DATASET ROWS:
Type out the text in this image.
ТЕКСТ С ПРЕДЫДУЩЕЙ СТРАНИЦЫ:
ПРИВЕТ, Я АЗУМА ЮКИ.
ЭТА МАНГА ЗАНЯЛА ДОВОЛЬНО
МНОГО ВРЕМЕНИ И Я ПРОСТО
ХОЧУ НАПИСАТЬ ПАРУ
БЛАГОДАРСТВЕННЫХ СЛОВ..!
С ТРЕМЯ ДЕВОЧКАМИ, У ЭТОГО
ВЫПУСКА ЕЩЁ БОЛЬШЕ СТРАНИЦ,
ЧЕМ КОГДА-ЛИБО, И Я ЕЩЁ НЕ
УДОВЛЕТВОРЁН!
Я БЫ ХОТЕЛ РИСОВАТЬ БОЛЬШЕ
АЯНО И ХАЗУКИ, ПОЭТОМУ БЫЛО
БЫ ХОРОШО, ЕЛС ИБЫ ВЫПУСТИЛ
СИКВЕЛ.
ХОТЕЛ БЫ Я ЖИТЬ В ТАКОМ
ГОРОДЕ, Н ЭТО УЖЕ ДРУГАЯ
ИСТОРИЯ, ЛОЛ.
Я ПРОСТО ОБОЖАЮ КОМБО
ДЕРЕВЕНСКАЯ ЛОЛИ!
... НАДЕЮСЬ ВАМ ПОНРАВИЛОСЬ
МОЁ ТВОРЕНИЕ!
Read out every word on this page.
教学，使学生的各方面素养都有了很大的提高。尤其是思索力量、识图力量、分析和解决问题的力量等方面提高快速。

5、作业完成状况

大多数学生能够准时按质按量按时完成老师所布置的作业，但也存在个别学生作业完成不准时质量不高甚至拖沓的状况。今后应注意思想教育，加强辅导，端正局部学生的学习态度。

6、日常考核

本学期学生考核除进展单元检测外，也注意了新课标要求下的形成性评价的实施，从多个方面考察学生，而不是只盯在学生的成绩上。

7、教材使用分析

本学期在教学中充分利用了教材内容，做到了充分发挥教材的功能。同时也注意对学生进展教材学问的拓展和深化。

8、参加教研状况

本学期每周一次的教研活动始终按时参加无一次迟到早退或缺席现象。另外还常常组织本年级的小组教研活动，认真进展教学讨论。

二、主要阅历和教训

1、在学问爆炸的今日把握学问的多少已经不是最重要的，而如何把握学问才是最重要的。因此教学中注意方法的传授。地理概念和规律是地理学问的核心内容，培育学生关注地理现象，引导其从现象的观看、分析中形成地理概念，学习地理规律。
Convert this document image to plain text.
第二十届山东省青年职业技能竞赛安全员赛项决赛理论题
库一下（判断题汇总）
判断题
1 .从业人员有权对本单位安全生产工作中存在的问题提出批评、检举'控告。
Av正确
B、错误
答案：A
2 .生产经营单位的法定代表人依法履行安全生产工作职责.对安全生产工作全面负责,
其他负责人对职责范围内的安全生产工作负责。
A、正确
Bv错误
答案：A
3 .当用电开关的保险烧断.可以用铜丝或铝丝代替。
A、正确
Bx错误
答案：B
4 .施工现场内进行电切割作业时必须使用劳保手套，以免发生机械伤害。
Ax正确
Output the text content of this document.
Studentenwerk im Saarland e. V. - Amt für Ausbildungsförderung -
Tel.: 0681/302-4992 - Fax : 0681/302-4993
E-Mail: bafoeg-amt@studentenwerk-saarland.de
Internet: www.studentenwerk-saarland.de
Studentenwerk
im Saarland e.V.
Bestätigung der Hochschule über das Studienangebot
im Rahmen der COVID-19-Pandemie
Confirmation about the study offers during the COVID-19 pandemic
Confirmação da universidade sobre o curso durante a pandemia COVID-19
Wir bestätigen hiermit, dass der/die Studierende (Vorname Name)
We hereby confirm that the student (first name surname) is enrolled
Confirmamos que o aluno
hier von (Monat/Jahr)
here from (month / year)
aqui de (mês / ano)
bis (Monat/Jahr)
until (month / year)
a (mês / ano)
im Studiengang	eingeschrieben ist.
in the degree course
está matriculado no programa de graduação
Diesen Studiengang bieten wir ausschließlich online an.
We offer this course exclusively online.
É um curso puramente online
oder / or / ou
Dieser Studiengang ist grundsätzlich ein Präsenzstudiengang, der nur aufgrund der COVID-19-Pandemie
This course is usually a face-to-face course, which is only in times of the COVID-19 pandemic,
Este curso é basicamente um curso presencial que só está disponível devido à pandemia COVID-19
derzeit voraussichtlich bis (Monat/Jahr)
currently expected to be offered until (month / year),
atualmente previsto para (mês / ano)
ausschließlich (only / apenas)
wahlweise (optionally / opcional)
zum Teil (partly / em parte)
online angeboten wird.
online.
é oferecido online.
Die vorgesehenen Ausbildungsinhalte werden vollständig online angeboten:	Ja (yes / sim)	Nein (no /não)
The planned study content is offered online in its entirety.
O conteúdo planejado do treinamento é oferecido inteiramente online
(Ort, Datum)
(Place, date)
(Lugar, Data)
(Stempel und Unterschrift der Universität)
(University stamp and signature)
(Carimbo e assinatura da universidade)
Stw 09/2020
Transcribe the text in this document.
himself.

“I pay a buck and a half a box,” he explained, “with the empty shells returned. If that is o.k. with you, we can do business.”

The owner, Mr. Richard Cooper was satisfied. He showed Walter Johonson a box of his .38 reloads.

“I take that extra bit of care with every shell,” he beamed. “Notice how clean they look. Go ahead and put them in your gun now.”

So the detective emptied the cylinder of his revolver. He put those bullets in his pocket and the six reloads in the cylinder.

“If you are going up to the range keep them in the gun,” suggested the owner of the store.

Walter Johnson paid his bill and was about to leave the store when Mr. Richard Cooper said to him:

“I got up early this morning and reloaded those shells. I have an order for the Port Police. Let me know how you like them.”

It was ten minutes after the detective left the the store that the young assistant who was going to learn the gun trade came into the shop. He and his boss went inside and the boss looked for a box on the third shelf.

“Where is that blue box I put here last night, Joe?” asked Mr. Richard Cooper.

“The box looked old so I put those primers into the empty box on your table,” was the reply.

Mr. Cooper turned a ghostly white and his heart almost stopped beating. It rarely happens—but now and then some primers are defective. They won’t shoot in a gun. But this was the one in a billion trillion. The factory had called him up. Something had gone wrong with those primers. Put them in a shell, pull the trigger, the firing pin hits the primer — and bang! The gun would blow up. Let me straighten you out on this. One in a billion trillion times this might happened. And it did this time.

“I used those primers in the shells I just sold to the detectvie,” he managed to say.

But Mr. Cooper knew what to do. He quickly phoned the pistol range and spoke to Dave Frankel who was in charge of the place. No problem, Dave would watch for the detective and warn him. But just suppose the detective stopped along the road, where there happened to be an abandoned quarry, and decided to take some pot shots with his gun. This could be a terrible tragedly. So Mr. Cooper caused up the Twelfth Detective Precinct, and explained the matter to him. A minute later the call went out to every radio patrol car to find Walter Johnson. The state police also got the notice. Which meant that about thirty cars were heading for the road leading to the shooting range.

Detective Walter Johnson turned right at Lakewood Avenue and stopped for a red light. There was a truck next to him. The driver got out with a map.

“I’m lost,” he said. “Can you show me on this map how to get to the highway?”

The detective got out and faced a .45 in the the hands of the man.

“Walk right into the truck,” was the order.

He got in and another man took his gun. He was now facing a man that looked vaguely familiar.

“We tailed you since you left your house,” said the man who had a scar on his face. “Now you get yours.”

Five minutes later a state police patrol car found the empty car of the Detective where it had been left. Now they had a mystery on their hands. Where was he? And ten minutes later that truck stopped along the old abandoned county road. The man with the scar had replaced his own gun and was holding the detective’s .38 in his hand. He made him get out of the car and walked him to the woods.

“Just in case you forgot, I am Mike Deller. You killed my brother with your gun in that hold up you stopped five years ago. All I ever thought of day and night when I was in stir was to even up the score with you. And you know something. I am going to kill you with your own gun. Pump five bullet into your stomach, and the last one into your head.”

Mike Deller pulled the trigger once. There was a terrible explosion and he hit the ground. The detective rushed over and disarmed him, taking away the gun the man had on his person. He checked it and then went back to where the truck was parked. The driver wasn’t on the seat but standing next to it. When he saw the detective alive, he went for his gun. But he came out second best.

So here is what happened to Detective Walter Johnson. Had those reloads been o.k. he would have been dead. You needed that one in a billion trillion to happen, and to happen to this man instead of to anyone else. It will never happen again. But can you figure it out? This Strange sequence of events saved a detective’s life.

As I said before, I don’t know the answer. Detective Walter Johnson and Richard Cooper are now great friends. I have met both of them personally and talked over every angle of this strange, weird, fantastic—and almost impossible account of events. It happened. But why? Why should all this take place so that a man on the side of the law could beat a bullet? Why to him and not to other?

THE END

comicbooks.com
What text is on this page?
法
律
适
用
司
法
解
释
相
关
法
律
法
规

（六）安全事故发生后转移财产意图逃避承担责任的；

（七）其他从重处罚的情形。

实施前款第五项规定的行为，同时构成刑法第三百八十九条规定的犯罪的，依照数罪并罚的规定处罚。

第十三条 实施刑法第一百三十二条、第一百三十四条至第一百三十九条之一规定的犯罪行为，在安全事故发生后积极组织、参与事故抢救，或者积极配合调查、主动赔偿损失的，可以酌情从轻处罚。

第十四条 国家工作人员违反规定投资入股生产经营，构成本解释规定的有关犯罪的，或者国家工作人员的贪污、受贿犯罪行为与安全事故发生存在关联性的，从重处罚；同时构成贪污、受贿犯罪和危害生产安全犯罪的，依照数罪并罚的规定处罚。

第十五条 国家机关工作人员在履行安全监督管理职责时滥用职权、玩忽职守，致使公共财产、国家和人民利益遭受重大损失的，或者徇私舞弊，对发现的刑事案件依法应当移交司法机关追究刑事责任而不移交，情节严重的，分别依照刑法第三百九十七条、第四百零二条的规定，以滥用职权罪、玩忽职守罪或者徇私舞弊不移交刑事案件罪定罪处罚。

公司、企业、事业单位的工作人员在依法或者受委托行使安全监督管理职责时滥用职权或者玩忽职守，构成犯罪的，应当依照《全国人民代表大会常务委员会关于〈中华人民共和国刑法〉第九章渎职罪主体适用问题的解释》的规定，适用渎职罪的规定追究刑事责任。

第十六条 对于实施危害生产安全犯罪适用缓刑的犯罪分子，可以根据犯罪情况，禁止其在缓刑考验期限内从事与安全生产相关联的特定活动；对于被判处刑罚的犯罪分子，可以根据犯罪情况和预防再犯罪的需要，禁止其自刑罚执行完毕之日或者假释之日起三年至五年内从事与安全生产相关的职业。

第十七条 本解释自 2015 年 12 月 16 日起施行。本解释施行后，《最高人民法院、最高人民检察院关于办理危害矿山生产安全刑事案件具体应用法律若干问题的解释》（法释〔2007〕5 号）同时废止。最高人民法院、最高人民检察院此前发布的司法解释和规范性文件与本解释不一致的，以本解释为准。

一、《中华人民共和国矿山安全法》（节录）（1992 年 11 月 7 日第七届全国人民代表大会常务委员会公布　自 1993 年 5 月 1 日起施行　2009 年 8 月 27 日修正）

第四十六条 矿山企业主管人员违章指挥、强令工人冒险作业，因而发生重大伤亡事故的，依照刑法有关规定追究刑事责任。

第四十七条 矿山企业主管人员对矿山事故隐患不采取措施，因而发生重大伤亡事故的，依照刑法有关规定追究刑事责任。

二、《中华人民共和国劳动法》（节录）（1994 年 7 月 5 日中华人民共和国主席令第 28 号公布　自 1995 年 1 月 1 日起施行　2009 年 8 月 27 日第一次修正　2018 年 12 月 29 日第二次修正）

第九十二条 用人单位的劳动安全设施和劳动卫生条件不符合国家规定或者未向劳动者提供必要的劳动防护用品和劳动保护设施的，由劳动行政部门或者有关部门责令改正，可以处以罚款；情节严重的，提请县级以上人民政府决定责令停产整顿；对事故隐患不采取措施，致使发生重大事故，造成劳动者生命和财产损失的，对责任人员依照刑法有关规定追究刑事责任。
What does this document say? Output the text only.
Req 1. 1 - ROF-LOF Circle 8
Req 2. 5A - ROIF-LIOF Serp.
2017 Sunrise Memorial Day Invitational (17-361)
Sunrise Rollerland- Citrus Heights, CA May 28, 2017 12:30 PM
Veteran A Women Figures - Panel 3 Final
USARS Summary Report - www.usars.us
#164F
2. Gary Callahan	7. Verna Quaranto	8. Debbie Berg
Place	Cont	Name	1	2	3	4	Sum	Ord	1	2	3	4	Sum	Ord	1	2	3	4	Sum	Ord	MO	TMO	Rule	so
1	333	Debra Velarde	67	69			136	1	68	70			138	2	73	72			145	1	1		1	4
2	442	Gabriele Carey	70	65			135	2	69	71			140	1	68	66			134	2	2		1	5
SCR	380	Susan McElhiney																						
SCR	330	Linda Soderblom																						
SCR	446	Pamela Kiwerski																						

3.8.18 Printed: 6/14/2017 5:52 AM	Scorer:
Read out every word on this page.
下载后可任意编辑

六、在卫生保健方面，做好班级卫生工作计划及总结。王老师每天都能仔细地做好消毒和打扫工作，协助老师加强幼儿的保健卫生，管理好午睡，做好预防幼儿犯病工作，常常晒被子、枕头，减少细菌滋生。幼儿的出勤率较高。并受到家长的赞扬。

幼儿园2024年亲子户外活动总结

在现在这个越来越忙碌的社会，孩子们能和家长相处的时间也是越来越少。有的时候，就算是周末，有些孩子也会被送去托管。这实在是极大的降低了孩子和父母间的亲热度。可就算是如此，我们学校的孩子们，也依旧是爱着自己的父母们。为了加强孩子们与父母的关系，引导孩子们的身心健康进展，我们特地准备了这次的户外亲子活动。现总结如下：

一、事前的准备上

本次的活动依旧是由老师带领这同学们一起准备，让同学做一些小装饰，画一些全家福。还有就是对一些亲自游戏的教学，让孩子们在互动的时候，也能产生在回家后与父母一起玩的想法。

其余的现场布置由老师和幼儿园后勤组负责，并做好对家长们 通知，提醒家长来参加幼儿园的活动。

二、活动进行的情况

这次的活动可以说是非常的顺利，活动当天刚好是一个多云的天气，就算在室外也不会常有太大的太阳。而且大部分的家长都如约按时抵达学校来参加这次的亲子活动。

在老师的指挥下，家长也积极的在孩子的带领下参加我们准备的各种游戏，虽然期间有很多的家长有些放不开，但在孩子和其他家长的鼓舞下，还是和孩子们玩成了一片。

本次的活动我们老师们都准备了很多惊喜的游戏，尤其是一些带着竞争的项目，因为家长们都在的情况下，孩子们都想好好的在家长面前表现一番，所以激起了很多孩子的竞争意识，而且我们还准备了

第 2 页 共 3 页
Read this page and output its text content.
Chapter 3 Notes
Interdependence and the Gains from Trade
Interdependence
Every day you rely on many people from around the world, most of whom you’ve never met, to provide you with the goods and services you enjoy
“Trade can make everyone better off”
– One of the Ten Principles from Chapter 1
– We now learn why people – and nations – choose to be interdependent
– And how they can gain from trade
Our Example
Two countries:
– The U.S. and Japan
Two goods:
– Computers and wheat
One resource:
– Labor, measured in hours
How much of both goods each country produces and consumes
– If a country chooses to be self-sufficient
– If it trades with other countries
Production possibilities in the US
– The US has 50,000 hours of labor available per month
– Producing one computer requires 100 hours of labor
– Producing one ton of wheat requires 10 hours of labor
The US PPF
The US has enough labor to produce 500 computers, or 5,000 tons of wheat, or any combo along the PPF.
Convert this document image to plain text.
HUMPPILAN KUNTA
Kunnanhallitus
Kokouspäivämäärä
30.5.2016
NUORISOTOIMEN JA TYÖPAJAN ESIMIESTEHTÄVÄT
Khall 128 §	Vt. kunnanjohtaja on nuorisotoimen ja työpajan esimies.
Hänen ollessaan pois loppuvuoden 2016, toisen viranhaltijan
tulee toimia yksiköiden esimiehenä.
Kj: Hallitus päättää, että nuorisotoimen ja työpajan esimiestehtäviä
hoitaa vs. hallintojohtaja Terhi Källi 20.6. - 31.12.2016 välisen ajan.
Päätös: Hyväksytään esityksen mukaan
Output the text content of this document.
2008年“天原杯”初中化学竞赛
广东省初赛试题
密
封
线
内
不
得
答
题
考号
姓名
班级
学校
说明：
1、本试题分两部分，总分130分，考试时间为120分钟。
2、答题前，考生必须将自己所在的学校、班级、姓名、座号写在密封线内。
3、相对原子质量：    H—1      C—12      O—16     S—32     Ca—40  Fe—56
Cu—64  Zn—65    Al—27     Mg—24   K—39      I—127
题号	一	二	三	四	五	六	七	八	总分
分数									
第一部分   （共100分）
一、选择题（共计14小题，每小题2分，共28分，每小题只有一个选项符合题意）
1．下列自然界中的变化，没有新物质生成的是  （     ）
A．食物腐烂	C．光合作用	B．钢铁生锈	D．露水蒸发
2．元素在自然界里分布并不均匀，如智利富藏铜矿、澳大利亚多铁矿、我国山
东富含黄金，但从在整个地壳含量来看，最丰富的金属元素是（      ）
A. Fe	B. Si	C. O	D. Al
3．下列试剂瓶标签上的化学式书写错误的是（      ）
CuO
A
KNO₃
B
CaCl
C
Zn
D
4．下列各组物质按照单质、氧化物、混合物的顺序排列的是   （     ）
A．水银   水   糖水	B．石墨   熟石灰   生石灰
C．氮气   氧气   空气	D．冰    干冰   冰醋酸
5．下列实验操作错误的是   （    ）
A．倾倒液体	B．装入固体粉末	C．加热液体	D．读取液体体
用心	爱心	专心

TO DO: State how many lines of the records hold the string "Interdependence", and nothing else.

WRITTEN ANSWER: 2